_What you will do_
Extract the entries from the line holding "data-point xyxy=(547,387,554,394)" through the line holding "y-tick-label: 2 xyxy=(175,461,186,467)", inclusive, copying each one verbatim.

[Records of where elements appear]
════════════════════
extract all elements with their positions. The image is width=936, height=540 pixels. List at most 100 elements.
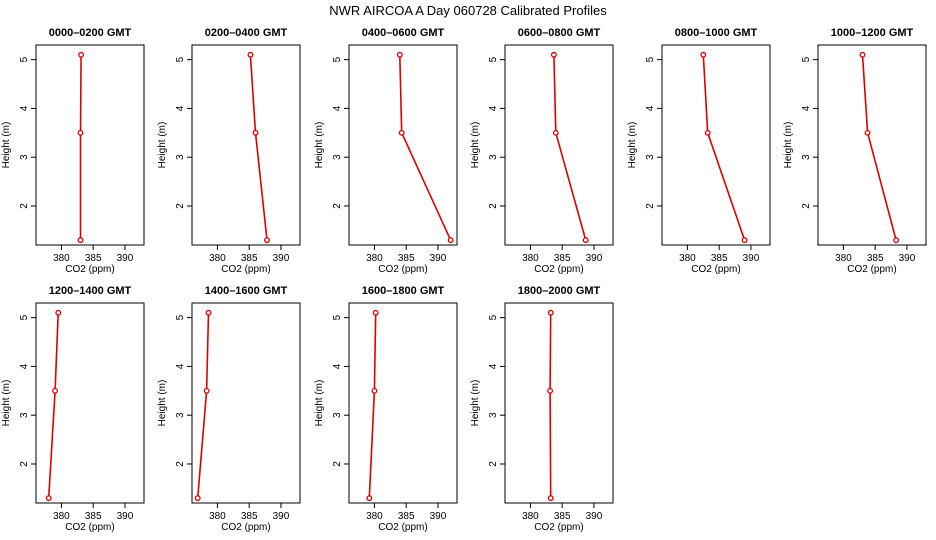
data-point xyxy=(547,387,554,394)
y-tick-label: 5 xyxy=(645,56,656,62)
profile-line xyxy=(79,54,82,241)
y-tick-label: 3 xyxy=(19,412,30,418)
x-axis-label: CO2 (ppm) xyxy=(65,264,114,275)
y-tick-label: 3 xyxy=(19,154,30,160)
y-tick-label: 4 xyxy=(488,363,499,369)
x-tick-label: 380 xyxy=(53,511,70,522)
x-axis-label: CO2 (ppm) xyxy=(221,264,270,275)
panel-title: 1600–1800 GMT xyxy=(362,285,445,297)
x-tick-label: 380 xyxy=(366,253,383,264)
plot-frame xyxy=(191,302,301,504)
data-point xyxy=(864,129,871,136)
data-point xyxy=(396,51,403,58)
panel-title: 0200–0400 GMT xyxy=(205,27,288,39)
x-tick-label: 385 xyxy=(398,253,415,264)
y-tick-label: 2 xyxy=(488,203,499,209)
x-tick-label: 385 xyxy=(711,253,728,264)
panels: 0000–0200 GMT 380 385 390 2 3 4 5 CO2 (ppm) Heigh… xyxy=(1,27,927,533)
profile-line xyxy=(702,54,746,241)
data-point xyxy=(547,309,554,316)
y-axis-label: Height (m) xyxy=(157,122,168,169)
plot-frame xyxy=(504,302,614,504)
y-tick-label: 2 xyxy=(332,461,343,467)
data-point xyxy=(78,51,85,58)
chart-panel: 1600–1800 GMT 380 385 390 2 3 4 5 CO2 (ppm) Heigh… xyxy=(314,285,458,533)
y-axis-label: Height (m) xyxy=(470,122,481,169)
data-point xyxy=(264,237,270,244)
y-tick-label: 5 xyxy=(488,56,499,62)
data-point xyxy=(859,51,866,58)
x-tick-label: 390 xyxy=(117,511,134,522)
data-point xyxy=(366,495,373,502)
y-tick-label: 2 xyxy=(175,461,186,467)
x-axis-label: CO2 (ppm) xyxy=(534,522,583,533)
x-tick-label: 385 xyxy=(867,253,884,264)
data-point xyxy=(203,387,210,394)
y-axis-label: Height (m) xyxy=(470,380,481,427)
plot-frame xyxy=(191,44,301,246)
y-tick-label: 4 xyxy=(175,363,186,369)
data-point xyxy=(582,237,589,244)
chart-panel: 0600–0800 GMT 380 385 390 2 3 4 5 CO2 (ppm) Heigh… xyxy=(470,27,614,275)
plot-frame xyxy=(817,44,927,246)
y-tick-label: 2 xyxy=(175,203,186,209)
chart-panel: 0200–0400 GMT 380 385 390 2 3 4 5 CO2 (ppm) Heigh… xyxy=(157,27,301,275)
panel-title: 1800–2000 GMT xyxy=(518,285,601,297)
x-tick-label: 380 xyxy=(522,511,539,522)
y-tick-label: 3 xyxy=(488,412,499,418)
y-tick-label: 4 xyxy=(19,105,30,111)
y-tick-label: 4 xyxy=(645,105,656,111)
x-tick-label: 390 xyxy=(430,511,447,522)
y-axis-label: Height (m) xyxy=(314,380,325,427)
data-point xyxy=(893,237,900,244)
y-tick-label: 3 xyxy=(332,412,343,418)
x-tick-label: 385 xyxy=(554,511,571,522)
y-tick-label: 4 xyxy=(19,363,30,369)
data-point xyxy=(77,237,84,244)
y-axis-label: Height (m) xyxy=(783,122,794,169)
y-tick-label: 4 xyxy=(175,105,186,111)
y-tick-label: 5 xyxy=(332,56,343,62)
x-tick-label: 380 xyxy=(835,253,852,264)
data-point xyxy=(447,237,454,244)
panel-title: 1000–1200 GMT xyxy=(831,27,914,39)
chart-panel: 0400–0600 GMT 380 385 390 2 3 4 5 CO2 (ppm) Heigh… xyxy=(314,27,458,275)
data-point xyxy=(77,129,84,136)
data-point xyxy=(252,129,259,136)
plot-frame xyxy=(35,44,145,246)
y-axis-label: Height (m) xyxy=(1,122,12,169)
profile-line xyxy=(553,54,587,241)
panel-title: 1400–1600 GMT xyxy=(205,285,288,297)
y-tick-label: 4 xyxy=(801,105,812,111)
data-point xyxy=(372,309,379,316)
chart-panel: 1400–1600 GMT 380 385 390 2 3 4 5 CO2 (ppm) Heigh… xyxy=(157,285,301,533)
y-tick-label: 4 xyxy=(488,105,499,111)
chart-panel: 1800–2000 GMT 380 385 390 2 3 4 5 CO2 (ppm) Heigh… xyxy=(470,285,614,533)
y-tick-label: 3 xyxy=(488,154,499,160)
y-tick-label: 4 xyxy=(332,363,343,369)
y-tick-label: 3 xyxy=(175,154,186,160)
chart-panel: 1200–1400 GMT 380 385 390 2 3 4 5 CO2 (ppm) Heigh… xyxy=(1,285,145,533)
y-tick-label: 5 xyxy=(332,314,343,320)
y-tick-label: 5 xyxy=(175,314,186,320)
y-tick-label: 2 xyxy=(19,461,30,467)
data-point xyxy=(398,129,405,136)
profile-line xyxy=(399,54,452,241)
x-tick-label: 385 xyxy=(241,253,258,264)
y-tick-label: 3 xyxy=(332,154,343,160)
plot-frame xyxy=(504,44,614,246)
data-point xyxy=(247,51,254,58)
data-point xyxy=(52,387,59,394)
data-point xyxy=(194,495,201,502)
x-axis-label: CO2 (ppm) xyxy=(221,522,270,533)
y-axis-label: Height (m) xyxy=(314,122,325,169)
y-axis-label: Height (m) xyxy=(627,122,638,169)
data-point xyxy=(741,237,748,244)
panel-title: 0600–0800 GMT xyxy=(518,27,601,39)
x-axis-label: CO2 (ppm) xyxy=(847,264,896,275)
profile-line xyxy=(549,312,552,499)
x-axis-label: CO2 (ppm) xyxy=(378,264,427,275)
figure-title: NWR AIRCOA A Day 060728 Calibrated Profi… xyxy=(329,3,607,18)
data-point xyxy=(704,129,711,136)
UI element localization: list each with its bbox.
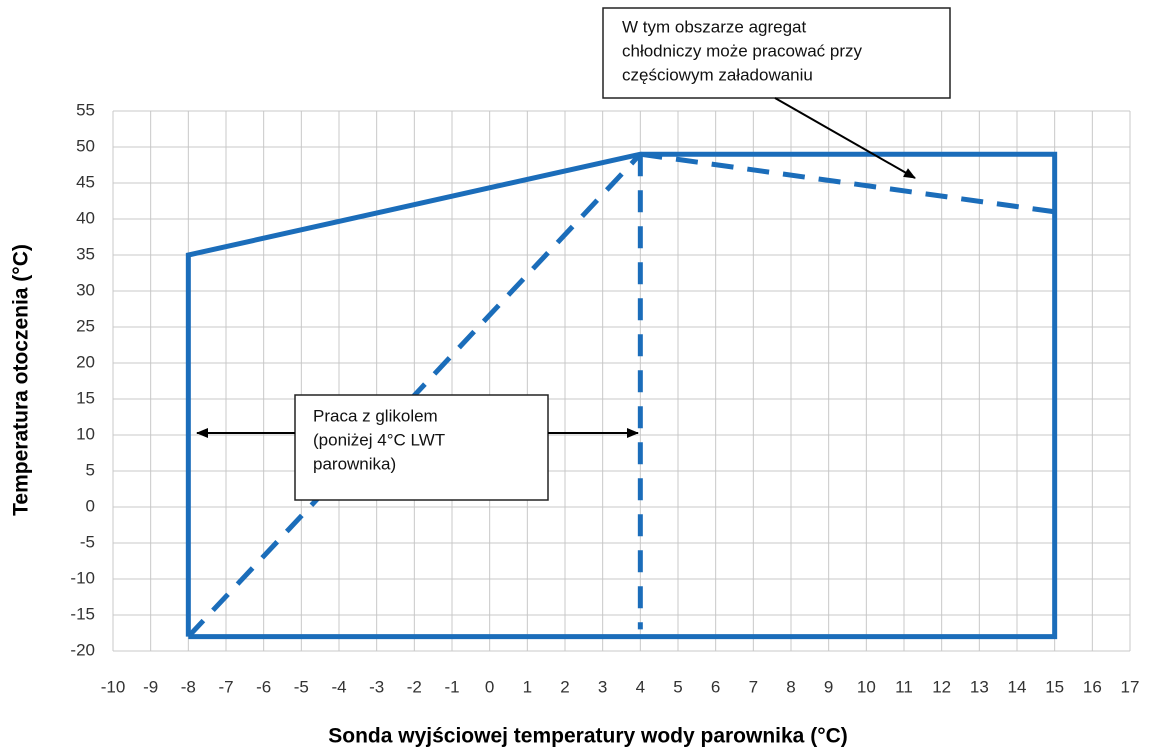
y-tick-label: -20 — [70, 640, 95, 659]
y-tick-label: 30 — [76, 280, 95, 299]
annotation-arrow — [774, 97, 916, 179]
x-tick-label: -6 — [256, 677, 271, 696]
annotation-text: W tym obszarze agregat — [622, 17, 807, 36]
x-tick-label: -5 — [294, 677, 309, 696]
x-tick-label: 14 — [1008, 677, 1027, 696]
x-tick-label: 15 — [1045, 677, 1064, 696]
x-tick-label: 1 — [523, 677, 532, 696]
x-tick-label: 7 — [749, 677, 758, 696]
x-tick-label: -10 — [101, 677, 126, 696]
x-tick-label: -2 — [407, 677, 422, 696]
y-tick-label: 50 — [76, 136, 95, 155]
annotation-text: parownika) — [313, 454, 396, 473]
y-tick-label: 40 — [76, 208, 95, 227]
annotation-box — [294, 394, 549, 501]
annotation-box — [602, 7, 951, 99]
x-tick-label: -9 — [143, 677, 158, 696]
annotation-text: (poniżej 4°C LWT — [313, 430, 445, 449]
x-tick-label: 5 — [673, 677, 682, 696]
x-tick-label: 8 — [786, 677, 795, 696]
y-tick-label: 45 — [76, 172, 95, 191]
annotation-text: częściowym załadowaniu — [622, 65, 813, 84]
y-tick-label: 15 — [76, 388, 95, 407]
y-tick-label: 35 — [76, 244, 95, 263]
x-tick-label: 17 — [1121, 677, 1140, 696]
x-tick-label: -7 — [218, 677, 233, 696]
y-tick-label: -15 — [70, 604, 95, 623]
x-axis-title: Sonda wyjściowej temperatury wody parown… — [328, 725, 848, 748]
x-tick-label: 16 — [1083, 677, 1102, 696]
x-tick-label: 4 — [636, 677, 645, 696]
x-tick-label: -1 — [444, 677, 459, 696]
x-tick-label: 11 — [895, 677, 913, 696]
x-tick-label: -8 — [181, 677, 196, 696]
x-tick-label: 3 — [598, 677, 607, 696]
envelope-line — [185, 151, 1058, 640]
x-tick-label: 10 — [857, 677, 876, 696]
x-tick-label: -4 — [331, 677, 346, 696]
y-tick-label: -10 — [70, 568, 95, 587]
annotation-text: chłodniczy może pracować przy — [622, 41, 862, 60]
x-tick-label: 9 — [824, 677, 833, 696]
x-tick-label: 2 — [560, 677, 569, 696]
y-tick-label: 55 — [76, 100, 95, 119]
x-tick-label: 13 — [970, 677, 989, 696]
y-axis-title: Temperatura otoczenia (°C) — [10, 244, 33, 516]
x-tick-label: 6 — [711, 677, 720, 696]
x-tick-label: 12 — [932, 677, 951, 696]
x-tick-label: 0 — [485, 677, 494, 696]
x-tick-label: -3 — [369, 677, 384, 696]
y-tick-label: 5 — [86, 460, 95, 479]
y-tick-label: 10 — [76, 424, 95, 443]
y-tick-label: 25 — [76, 316, 95, 335]
y-tick-label: 20 — [76, 352, 95, 371]
annotation-text: Praca z glikolem — [313, 406, 438, 425]
y-tick-label: 0 — [86, 496, 95, 515]
y-tick-label: -5 — [80, 532, 95, 551]
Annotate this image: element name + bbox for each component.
════════════════════
_Response for this exercise_
data-point xyxy=(547,387,554,394)
y-tick-label: 5 xyxy=(645,56,656,62)
profile-line xyxy=(79,54,82,241)
y-tick-label: 3 xyxy=(19,412,30,418)
x-axis-label: CO2 (ppm) xyxy=(65,264,114,275)
y-tick-label: 3 xyxy=(19,154,30,160)
y-tick-label: 4 xyxy=(488,363,499,369)
x-tick-label: 380 xyxy=(53,511,70,522)
x-axis-label: CO2 (ppm) xyxy=(221,264,270,275)
panel-title: 1600–1800 GMT xyxy=(362,285,445,297)
x-tick-label: 380 xyxy=(366,253,383,264)
plot-frame xyxy=(191,302,301,504)
data-point xyxy=(864,129,871,136)
data-point xyxy=(396,51,403,58)
panel-title: 0200–0400 GMT xyxy=(205,27,288,39)
x-tick-label: 385 xyxy=(398,253,415,264)
y-tick-label: 2 xyxy=(488,203,499,209)
x-tick-label: 385 xyxy=(711,253,728,264)
panels: 0000–0200 GMT 380 385 390 2 3 4 5 CO2 (ppm) Heigh… xyxy=(1,27,927,533)
profile-line xyxy=(702,54,746,241)
data-point xyxy=(547,309,554,316)
y-axis-label: Height (m) xyxy=(157,122,168,169)
plot-frame xyxy=(504,302,614,504)
y-tick-label: 2 xyxy=(332,461,343,467)
data-point xyxy=(78,51,85,58)
chart-panel: 1600–1800 GMT 380 385 390 2 3 4 5 CO2 (ppm) Heigh… xyxy=(314,285,458,533)
y-axis-label: Height (m) xyxy=(470,122,481,169)
data-point xyxy=(264,237,270,244)
y-tick-label: 5 xyxy=(488,56,499,62)
data-point xyxy=(859,51,866,58)
x-tick-label: 390 xyxy=(117,511,134,522)
data-point xyxy=(366,495,373,502)
y-tick-label: 2 xyxy=(175,461,186,467)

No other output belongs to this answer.